Scan the lines below for "позволяет"; report the number of lines that contain it, and only that.

====

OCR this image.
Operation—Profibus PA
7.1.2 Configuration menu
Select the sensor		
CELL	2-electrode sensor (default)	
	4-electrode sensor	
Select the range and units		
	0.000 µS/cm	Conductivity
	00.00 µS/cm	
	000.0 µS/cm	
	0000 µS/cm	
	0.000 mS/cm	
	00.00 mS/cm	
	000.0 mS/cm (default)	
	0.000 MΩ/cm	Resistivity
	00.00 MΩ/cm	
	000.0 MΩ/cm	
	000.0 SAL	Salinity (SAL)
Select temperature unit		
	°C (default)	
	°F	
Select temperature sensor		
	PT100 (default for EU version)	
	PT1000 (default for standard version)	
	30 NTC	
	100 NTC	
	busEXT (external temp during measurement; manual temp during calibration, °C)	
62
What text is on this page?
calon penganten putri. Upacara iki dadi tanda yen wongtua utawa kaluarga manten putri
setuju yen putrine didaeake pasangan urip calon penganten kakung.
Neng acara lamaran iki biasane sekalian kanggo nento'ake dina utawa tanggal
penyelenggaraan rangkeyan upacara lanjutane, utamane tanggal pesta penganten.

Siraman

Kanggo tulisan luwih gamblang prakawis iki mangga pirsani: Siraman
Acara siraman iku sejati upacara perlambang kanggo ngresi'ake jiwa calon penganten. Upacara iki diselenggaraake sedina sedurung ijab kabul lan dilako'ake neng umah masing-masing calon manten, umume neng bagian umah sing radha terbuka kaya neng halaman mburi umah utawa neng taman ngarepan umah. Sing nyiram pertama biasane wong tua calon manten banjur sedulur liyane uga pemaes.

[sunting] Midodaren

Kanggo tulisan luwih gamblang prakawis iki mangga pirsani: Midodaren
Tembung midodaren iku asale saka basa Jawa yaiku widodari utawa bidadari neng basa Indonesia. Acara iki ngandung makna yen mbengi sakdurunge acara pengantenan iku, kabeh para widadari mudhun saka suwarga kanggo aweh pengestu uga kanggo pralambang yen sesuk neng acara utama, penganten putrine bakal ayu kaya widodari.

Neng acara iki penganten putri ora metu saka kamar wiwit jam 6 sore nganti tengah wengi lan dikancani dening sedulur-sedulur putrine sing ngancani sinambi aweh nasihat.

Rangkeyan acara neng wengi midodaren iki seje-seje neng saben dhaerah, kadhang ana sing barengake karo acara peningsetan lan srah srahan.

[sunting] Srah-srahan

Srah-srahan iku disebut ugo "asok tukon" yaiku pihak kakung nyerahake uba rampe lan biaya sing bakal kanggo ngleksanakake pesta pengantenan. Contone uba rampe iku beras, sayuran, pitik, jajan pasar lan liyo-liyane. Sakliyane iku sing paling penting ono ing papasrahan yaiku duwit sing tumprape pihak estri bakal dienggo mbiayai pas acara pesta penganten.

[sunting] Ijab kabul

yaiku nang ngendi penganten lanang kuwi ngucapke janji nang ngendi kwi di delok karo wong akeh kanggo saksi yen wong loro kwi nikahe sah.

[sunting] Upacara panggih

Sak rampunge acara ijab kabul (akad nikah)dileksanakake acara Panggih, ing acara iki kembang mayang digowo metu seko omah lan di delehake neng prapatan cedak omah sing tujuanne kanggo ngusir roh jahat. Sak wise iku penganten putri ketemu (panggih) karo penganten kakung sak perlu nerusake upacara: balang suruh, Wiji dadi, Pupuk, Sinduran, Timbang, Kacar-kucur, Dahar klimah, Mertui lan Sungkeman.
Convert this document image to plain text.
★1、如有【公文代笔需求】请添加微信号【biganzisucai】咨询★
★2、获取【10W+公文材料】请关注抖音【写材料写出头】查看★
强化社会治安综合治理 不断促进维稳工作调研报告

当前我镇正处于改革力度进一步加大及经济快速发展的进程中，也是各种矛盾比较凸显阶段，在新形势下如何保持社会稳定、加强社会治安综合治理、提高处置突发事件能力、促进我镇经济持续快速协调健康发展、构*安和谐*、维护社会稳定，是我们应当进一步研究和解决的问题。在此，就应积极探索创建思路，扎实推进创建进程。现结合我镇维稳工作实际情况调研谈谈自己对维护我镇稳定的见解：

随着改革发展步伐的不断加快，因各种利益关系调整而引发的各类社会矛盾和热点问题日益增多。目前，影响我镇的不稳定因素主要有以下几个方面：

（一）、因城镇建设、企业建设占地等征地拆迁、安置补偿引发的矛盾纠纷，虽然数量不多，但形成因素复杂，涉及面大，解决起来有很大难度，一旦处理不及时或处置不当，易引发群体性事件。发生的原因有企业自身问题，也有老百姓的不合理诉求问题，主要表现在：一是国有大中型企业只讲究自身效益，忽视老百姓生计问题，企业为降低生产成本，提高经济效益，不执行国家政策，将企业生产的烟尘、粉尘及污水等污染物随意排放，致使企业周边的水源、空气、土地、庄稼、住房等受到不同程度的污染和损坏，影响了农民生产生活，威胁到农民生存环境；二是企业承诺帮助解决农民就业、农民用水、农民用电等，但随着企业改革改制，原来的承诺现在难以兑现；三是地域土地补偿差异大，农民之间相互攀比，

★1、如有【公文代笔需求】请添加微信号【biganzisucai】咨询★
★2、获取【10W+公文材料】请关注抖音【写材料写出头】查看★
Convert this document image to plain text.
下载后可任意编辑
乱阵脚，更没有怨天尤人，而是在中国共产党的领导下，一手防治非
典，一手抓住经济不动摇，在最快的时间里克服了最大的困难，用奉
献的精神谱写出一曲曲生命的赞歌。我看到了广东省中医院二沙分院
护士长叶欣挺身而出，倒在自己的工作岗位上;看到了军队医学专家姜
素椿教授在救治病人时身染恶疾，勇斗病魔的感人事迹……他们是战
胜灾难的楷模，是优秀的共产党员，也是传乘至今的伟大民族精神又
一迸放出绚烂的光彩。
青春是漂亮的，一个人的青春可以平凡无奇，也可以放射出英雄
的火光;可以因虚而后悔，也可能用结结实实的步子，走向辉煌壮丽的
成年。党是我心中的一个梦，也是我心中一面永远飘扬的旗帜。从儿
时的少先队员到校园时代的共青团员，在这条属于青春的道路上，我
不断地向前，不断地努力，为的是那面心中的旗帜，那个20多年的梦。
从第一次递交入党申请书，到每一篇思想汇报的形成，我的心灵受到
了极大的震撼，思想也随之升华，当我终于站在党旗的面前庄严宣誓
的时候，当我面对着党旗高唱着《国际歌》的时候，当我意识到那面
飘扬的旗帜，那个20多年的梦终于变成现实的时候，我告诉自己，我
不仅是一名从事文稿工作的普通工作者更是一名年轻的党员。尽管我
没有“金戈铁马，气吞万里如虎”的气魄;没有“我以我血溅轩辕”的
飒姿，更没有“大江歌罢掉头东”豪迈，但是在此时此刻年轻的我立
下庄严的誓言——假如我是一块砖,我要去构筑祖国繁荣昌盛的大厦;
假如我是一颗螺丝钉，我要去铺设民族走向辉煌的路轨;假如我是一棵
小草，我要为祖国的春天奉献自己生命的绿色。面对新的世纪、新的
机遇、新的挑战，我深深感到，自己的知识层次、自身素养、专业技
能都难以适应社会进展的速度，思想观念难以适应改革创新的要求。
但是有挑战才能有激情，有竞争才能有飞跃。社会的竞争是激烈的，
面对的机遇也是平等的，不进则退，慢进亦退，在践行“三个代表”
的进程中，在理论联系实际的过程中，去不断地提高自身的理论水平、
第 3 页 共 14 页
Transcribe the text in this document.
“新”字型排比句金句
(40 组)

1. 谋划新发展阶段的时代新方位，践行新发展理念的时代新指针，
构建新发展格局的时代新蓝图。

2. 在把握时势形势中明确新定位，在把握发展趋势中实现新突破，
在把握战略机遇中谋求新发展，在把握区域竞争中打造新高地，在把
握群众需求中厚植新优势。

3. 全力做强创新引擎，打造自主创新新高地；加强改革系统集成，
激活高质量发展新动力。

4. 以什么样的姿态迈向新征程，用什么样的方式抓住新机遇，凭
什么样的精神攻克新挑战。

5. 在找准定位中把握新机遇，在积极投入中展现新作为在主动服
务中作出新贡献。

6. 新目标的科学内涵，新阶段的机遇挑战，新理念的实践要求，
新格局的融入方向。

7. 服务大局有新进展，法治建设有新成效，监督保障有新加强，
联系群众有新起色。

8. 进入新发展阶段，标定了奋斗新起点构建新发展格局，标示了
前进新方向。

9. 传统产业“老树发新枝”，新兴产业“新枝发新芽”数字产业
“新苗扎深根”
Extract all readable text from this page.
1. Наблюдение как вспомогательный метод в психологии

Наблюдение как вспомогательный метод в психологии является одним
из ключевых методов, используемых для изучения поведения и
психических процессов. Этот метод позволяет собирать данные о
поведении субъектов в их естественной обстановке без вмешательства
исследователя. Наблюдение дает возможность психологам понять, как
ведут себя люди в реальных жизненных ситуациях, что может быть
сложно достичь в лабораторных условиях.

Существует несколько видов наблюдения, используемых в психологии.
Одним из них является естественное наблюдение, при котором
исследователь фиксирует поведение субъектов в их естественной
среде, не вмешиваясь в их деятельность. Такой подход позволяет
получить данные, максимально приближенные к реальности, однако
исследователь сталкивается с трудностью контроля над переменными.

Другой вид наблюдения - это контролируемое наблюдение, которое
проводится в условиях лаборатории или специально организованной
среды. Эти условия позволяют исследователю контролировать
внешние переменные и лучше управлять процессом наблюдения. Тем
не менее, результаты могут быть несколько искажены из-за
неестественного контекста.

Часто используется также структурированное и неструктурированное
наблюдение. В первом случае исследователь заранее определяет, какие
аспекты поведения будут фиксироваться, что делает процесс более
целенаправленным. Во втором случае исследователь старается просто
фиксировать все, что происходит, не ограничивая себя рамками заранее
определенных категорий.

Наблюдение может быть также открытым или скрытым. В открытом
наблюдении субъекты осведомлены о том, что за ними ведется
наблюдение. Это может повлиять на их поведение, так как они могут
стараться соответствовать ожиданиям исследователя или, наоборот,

====

COMPLETE ANSWER: 2